- **PROBLEM TO WORK ON**: Show only lines that include "distinct".

- **EXERCISE MATERIAL**:
• • • • •
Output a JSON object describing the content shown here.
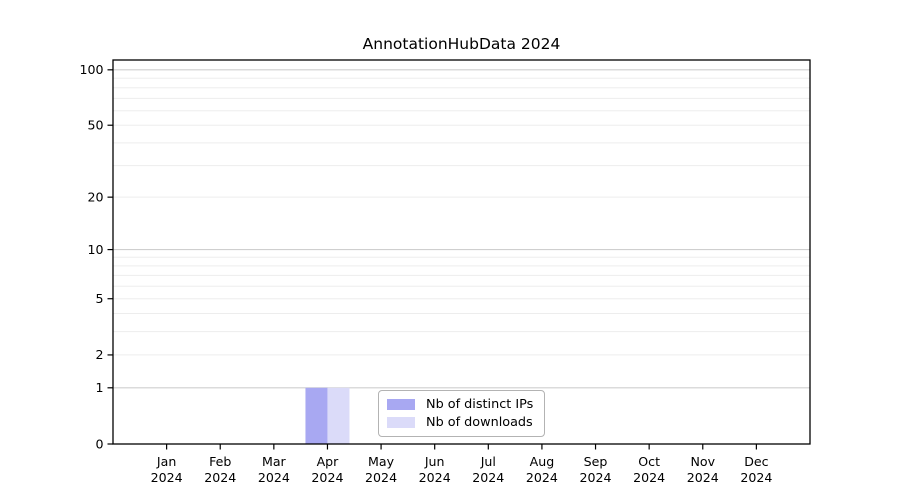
{
  "chart_data": {
    "type": "bar",
    "title": "AnnotationHubData 2024",
    "categories": [
      "Jan",
      "Feb",
      "Mar",
      "Apr",
      "May",
      "Jun",
      "Jul",
      "Aug",
      "Sep",
      "Oct",
      "Nov",
      "Dec"
    ],
    "x_year_label": "2024",
    "series": [
      {
        "name": "Nb of distinct IPs",
        "color": "#a8a8f2",
        "values": [
          0,
          0,
          0,
          1,
          0,
          0,
          0,
          0,
          0,
          0,
          0,
          0
        ]
      },
      {
        "name": "Nb of downloads",
        "color": "#dbdbf9",
        "values": [
          0,
          0,
          0,
          1,
          0,
          0,
          0,
          0,
          0,
          0,
          0,
          0
        ]
      }
    ],
    "y_axis": {
      "scale": "log1p",
      "tick_values": [
        0,
        1,
        2,
        5,
        10,
        20,
        50,
        100
      ],
      "tick_labels": [
        "0",
        "1",
        "2",
        "5",
        "10",
        "20",
        "50",
        "100"
      ],
      "minor_grid_values": [
        2,
        3,
        4,
        5,
        6,
        7,
        8,
        9,
        20,
        30,
        40,
        50,
        60,
        70,
        80,
        90
      ],
      "major_grid_values": [
        1,
        10,
        100
      ],
      "ylim": [
        0,
        113
      ]
    },
    "legend": {
      "position": "bottom-center",
      "entries": [
        "Nb of distinct IPs",
        "Nb of downloads"
      ]
    },
    "colors": {
      "background": "#ffffff",
      "axis": "#000000",
      "text": "#000000",
      "minor_grid": "#ededed",
      "major_grid": "#cfcfcf",
      "legend_border": "#b3b3b3"
    }
  }
}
• • • • •
- **ANSWER TO THE PROBLEM**:
        "name": "Nb of distinct IPs",
        "Nb of distinct IPs",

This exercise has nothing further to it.